(Part of a data file)
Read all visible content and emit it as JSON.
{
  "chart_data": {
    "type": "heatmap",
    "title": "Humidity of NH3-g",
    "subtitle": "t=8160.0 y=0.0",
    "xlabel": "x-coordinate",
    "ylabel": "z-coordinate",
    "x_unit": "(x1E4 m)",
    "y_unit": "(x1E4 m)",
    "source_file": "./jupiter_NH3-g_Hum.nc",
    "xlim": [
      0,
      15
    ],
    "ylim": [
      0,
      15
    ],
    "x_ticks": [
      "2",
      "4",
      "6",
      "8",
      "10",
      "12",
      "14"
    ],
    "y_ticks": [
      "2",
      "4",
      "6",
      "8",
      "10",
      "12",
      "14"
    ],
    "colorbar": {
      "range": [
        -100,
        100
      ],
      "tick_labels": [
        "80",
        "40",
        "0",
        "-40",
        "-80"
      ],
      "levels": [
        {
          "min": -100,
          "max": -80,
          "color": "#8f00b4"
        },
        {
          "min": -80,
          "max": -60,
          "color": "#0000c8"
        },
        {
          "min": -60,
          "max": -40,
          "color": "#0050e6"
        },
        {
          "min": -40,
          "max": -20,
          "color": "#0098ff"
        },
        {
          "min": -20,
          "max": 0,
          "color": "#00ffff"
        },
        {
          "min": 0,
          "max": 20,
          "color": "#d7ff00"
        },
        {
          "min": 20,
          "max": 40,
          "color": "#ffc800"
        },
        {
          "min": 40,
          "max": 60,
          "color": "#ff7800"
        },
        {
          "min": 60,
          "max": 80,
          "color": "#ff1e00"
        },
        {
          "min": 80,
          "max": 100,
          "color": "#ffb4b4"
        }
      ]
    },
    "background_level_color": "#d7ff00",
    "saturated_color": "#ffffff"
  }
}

Problem requirements: Return all of the above records exactly, leaving no line out.

Solution for this problem:
Read all visible content and emit it as JSON.
{
  "chart_data": {
    "type": "heatmap",
    "title": "Humidity of NH3-g",
    "subtitle": "t=8160.0 y=0.0",
    "xlabel": "x-coordinate",
    "ylabel": "z-coordinate",
    "x_unit": "(x1E4 m)",
    "y_unit": "(x1E4 m)",
    "source_file": "./jupiter_NH3-g_Hum.nc",
    "xlim": [
      0,
      15
    ],
    "ylim": [
      0,
      15
    ],
    "x_ticks": [
      "2",
      "4",
      "6",
      "8",
      "10",
      "12",
      "14"
    ],
    "y_ticks": [
      "2",
      "4",
      "6",
      "8",
      "10",
      "12",
      "14"
    ],
    "colorbar": {
      "range": [
        -100,
        100
      ],
      "tick_labels": [
        "80",
        "40",
        "0",
        "-40",
        "-80"
      ],
      "levels": [
        {
          "min": -100,
          "max": -80,
          "color": "#8f00b4"
        },
        {
          "min": -80,
          "max": -60,
          "color": "#0000c8"
        },
        {
          "min": -60,
          "max": -40,
          "color": "#0050e6"
        },
        {
          "min": -40,
          "max": -20,
          "color": "#0098ff"
        },
        {
          "min": -20,
          "max": 0,
          "color": "#00ffff"
        },
        {
          "min": 0,
          "max": 20,
          "color": "#d7ff00"
        },
        {
          "min": 20,
          "max": 40,
          "color": "#ffc800"
        },
        {
          "min": 40,
          "max": 60,
          "color": "#ff7800"
        },
        {
          "min": 60,
          "max": 80,
          "color": "#ff1e00"
        },
        {
          "min": 80,
          "max": 100,
          "color": "#ffb4b4"
        }
      ]
    },
    "background_level_color": "#d7ff00",
    "saturated_color": "#ffffff"
  }
}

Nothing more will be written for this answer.